• **SHORT EXERCISE**: Identify the lines bearing the string "Shift" and gather them.
═══ EXTRACTED DATA
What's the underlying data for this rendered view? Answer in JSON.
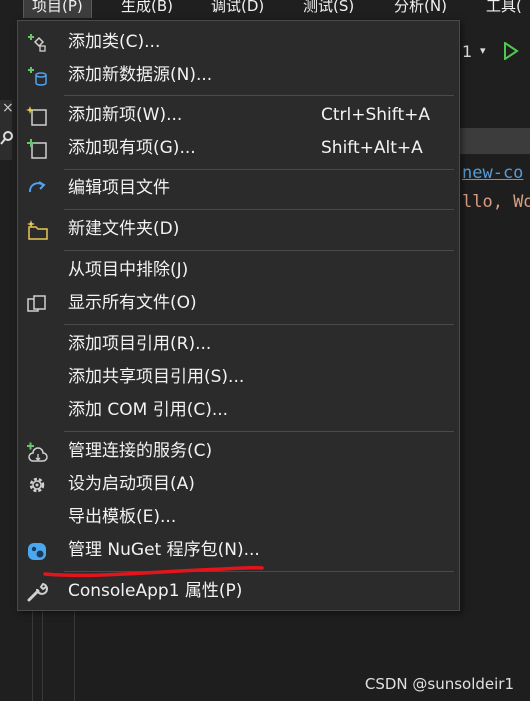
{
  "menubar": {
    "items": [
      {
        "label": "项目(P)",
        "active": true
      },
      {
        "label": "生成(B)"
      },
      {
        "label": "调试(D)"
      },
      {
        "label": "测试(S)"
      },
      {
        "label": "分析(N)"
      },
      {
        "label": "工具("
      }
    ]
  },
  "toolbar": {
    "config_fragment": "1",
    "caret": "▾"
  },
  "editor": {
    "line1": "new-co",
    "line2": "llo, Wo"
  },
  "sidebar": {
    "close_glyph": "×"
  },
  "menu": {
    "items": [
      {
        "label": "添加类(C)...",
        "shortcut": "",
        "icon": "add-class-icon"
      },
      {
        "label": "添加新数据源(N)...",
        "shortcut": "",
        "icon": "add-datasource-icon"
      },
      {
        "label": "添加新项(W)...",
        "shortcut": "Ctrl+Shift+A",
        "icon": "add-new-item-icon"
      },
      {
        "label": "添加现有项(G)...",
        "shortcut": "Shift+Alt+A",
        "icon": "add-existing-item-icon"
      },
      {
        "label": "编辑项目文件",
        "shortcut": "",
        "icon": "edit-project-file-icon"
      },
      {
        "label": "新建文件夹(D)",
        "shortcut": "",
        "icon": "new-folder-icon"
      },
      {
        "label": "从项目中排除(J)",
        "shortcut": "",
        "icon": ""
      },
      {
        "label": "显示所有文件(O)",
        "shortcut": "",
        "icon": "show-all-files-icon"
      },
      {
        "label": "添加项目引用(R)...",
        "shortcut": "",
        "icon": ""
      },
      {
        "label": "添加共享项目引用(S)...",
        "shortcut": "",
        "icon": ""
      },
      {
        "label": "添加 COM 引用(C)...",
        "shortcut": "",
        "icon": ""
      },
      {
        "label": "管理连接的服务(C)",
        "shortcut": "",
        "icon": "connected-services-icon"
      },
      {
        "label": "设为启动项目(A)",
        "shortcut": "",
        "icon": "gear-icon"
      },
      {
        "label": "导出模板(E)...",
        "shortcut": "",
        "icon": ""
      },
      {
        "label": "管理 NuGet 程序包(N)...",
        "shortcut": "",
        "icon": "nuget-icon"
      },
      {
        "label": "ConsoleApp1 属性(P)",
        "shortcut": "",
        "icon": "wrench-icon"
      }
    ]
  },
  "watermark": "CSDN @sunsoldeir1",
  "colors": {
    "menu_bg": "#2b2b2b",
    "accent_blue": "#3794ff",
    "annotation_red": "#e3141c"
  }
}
══════
═══ EXTRACTED DATA
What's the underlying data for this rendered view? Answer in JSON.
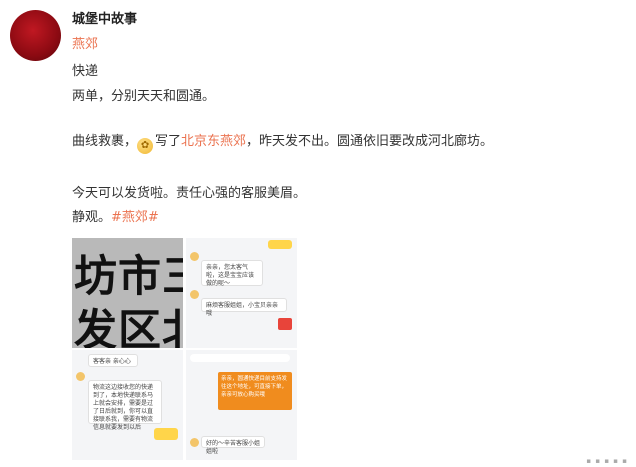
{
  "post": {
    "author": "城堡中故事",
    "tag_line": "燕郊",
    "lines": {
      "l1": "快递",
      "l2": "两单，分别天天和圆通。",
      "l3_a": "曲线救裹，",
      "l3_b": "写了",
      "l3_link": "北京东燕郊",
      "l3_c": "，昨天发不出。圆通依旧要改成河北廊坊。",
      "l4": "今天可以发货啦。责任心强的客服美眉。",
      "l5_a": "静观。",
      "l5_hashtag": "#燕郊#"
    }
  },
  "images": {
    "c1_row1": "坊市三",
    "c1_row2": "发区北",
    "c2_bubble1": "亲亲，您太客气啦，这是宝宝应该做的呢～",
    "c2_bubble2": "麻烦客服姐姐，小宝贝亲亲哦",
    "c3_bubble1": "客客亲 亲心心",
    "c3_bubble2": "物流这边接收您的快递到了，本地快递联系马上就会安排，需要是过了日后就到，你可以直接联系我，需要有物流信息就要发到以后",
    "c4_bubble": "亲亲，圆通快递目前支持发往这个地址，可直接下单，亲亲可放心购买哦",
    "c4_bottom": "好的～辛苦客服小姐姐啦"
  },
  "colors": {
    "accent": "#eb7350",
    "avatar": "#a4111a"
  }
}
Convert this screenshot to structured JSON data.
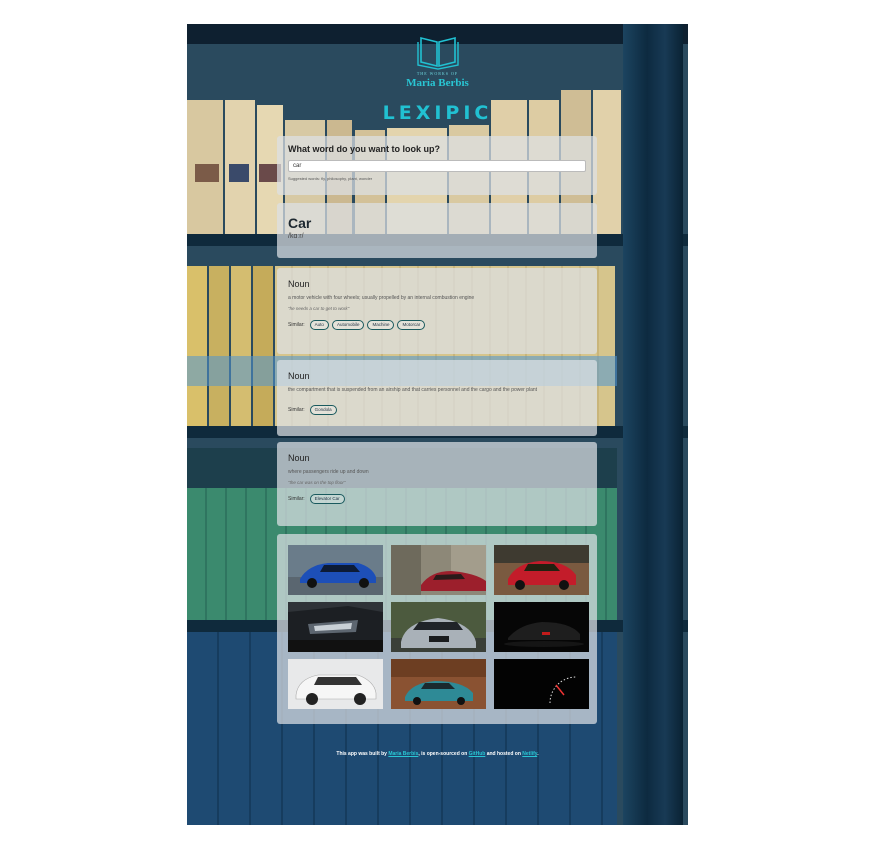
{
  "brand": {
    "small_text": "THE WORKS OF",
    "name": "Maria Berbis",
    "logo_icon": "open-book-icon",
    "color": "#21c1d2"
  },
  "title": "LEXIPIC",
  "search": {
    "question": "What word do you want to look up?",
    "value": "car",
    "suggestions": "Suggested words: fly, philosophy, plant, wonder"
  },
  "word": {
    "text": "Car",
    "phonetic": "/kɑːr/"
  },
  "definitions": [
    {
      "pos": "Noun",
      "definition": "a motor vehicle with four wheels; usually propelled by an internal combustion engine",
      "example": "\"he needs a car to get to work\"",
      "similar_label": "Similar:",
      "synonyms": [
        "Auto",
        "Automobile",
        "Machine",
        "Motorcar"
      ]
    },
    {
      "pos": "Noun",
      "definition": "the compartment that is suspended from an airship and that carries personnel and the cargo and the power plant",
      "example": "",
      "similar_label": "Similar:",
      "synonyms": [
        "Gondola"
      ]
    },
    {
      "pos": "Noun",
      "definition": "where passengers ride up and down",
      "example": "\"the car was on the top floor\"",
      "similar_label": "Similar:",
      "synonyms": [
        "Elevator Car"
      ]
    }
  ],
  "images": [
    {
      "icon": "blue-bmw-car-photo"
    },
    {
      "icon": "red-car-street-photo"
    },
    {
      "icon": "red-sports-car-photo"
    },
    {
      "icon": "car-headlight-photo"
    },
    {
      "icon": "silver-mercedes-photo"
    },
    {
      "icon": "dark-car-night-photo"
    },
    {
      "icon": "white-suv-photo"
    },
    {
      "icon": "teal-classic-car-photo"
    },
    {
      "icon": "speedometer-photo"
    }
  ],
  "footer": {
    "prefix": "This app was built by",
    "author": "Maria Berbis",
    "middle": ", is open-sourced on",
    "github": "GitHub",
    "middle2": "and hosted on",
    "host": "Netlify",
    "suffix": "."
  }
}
══════
• **ANSWER BELOW**:
        "shortcut": "Ctrl+Shift+A",
        "shortcut": "Shift+Alt+A",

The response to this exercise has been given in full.